* **Supplied records**
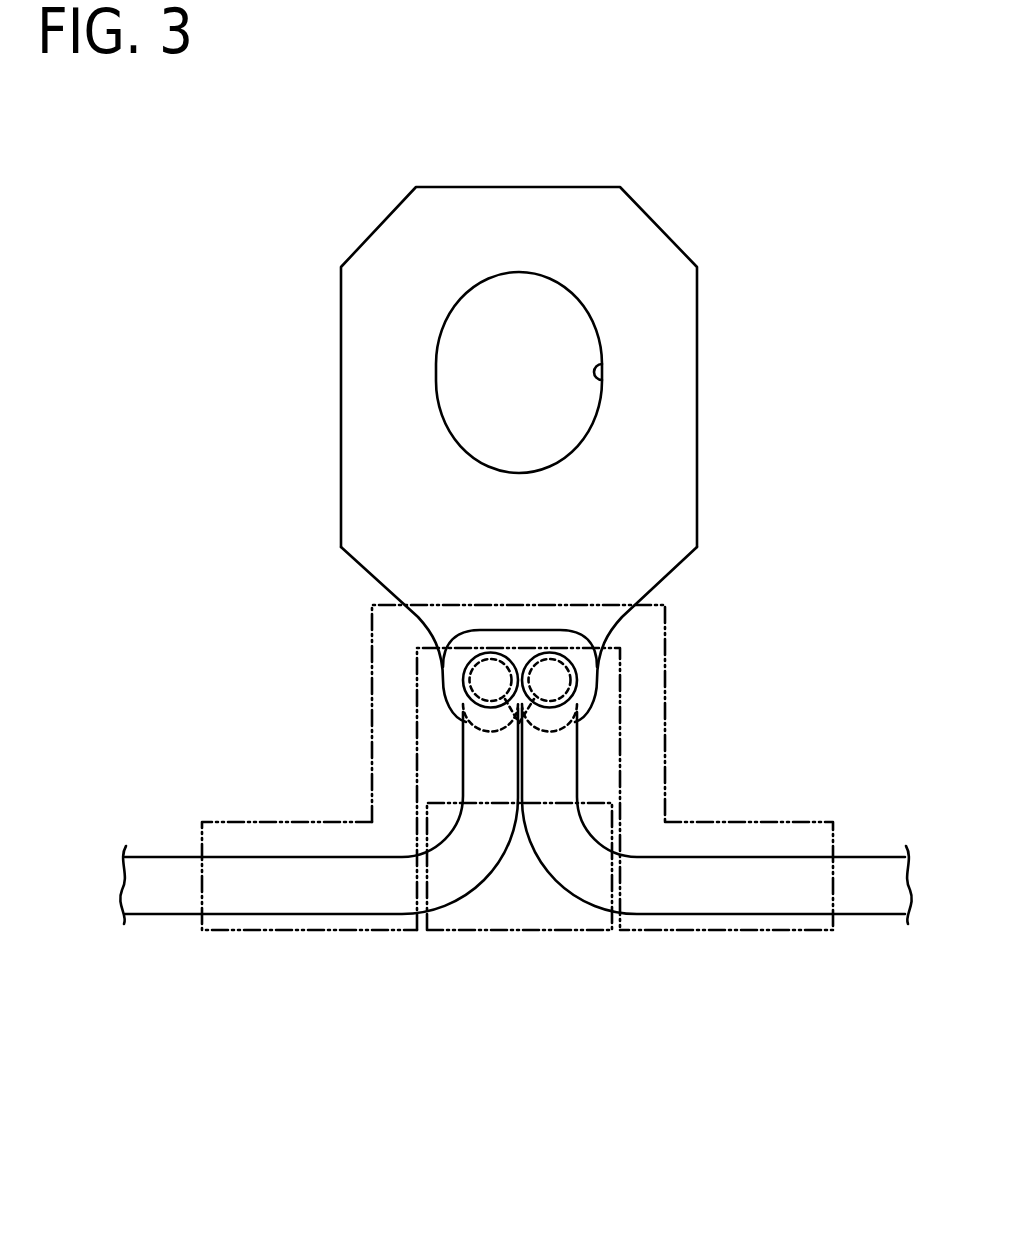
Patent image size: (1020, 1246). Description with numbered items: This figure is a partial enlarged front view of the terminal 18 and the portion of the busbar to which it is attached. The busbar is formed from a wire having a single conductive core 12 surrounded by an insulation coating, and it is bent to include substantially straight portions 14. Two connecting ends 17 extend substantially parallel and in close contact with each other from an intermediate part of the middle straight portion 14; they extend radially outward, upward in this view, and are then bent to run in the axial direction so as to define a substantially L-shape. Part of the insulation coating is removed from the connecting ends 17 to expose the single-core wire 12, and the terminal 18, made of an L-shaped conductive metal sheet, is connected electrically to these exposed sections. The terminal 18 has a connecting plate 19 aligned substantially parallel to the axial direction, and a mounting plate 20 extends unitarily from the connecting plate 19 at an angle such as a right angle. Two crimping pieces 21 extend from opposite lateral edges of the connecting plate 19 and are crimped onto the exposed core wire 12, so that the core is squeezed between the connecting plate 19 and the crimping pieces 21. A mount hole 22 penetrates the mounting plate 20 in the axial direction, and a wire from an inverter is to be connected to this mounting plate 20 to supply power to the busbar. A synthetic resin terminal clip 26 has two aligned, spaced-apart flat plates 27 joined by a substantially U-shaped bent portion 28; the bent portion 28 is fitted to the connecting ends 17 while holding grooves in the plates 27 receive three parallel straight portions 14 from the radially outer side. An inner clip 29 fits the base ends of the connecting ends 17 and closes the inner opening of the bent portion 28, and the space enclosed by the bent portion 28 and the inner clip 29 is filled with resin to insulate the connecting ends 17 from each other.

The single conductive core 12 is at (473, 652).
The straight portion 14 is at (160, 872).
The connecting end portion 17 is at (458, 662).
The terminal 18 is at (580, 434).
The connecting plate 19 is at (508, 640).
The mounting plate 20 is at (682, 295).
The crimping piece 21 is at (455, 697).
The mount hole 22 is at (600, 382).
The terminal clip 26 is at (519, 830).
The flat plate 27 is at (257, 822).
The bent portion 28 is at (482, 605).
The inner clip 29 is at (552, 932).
---
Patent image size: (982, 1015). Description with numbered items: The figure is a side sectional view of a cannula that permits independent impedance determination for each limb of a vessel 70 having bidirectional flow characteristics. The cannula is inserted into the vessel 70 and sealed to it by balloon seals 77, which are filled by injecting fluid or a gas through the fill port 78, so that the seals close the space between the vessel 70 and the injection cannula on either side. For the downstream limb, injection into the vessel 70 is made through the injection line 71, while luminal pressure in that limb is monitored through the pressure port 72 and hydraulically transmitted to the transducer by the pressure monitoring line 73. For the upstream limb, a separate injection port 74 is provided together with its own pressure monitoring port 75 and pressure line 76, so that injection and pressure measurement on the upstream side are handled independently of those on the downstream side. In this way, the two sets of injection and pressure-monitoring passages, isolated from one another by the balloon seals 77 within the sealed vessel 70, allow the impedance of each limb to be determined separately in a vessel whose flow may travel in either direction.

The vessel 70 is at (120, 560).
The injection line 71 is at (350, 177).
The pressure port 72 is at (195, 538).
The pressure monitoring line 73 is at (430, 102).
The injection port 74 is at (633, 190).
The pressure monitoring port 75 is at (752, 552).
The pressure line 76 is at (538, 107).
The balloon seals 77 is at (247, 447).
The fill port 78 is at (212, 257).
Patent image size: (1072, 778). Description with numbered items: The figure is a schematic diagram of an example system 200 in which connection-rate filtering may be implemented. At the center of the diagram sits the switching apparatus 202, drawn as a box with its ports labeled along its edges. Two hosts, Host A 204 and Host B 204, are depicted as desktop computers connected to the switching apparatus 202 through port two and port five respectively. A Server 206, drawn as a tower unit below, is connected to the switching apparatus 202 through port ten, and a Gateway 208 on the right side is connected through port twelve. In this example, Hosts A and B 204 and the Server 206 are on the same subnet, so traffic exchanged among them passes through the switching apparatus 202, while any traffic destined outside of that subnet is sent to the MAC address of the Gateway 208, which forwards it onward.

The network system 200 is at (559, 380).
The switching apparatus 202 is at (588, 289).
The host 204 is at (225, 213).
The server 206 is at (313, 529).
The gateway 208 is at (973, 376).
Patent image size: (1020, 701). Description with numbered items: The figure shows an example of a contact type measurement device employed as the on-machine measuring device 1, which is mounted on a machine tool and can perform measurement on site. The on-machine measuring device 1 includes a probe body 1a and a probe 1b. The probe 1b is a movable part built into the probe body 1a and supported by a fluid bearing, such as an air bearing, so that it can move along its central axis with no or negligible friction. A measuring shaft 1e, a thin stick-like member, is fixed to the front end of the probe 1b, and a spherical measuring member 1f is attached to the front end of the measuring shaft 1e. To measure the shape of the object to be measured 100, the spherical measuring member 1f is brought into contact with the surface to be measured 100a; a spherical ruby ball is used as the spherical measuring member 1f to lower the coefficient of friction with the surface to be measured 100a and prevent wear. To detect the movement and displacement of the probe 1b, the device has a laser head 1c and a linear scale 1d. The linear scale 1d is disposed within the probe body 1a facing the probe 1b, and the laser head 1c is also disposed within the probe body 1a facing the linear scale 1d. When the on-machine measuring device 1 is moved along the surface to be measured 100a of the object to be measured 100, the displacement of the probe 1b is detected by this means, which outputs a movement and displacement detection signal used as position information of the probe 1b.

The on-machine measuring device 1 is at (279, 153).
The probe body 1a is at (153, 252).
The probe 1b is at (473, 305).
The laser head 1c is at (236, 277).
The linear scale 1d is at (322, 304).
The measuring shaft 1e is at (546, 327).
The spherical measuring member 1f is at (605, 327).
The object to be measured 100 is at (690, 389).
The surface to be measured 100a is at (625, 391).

* **The problem**
Reproduce the records above from the line with "Patent image size: (982, 1015)." up to and including the line with "The pressure port 72 is at (195, 538).", substituting "catheter" for "cannula" and changing nothing else. Give only those lines.

* **Exercise result**
Patent image size: (982, 1015). Description with numbered items: The figure is a side sectional view of a catheter that permits independent impedance determination for each limb of a vessel 70 having bidirectional flow characteristics. The catheter is inserted into the vessel 70 and sealed to it by balloon seals 77, which are filled by injecting fluid or a gas through the fill port 78, so that the seals close the space between the vessel 70 and the injection catheter on either side. For the downstream limb, injection into the vessel 70 is made through the injection line 71, while luminal pressure in that limb is monitored through the pressure port 72 and hydraulically transmitted to the transducer by the pressure monitoring line 73. For the upstream limb, a separate injection port 74 is provided together with its own pressure monitoring port 75 and pressure line 76, so that injection and pressure measurement on the upstream side are handled independently of those on the downstream side. In this way, the two sets of injection and pressure-monitoring passages, isolated from one another by the balloon seals 77 within the sealed vessel 70, allow the impedance of each limb to be determined separately in a vessel whose flow may travel in either direction.

The vessel 70 is at (120, 560).
The injection line 71 is at (350, 177).
The pressure port 72 is at (195, 538).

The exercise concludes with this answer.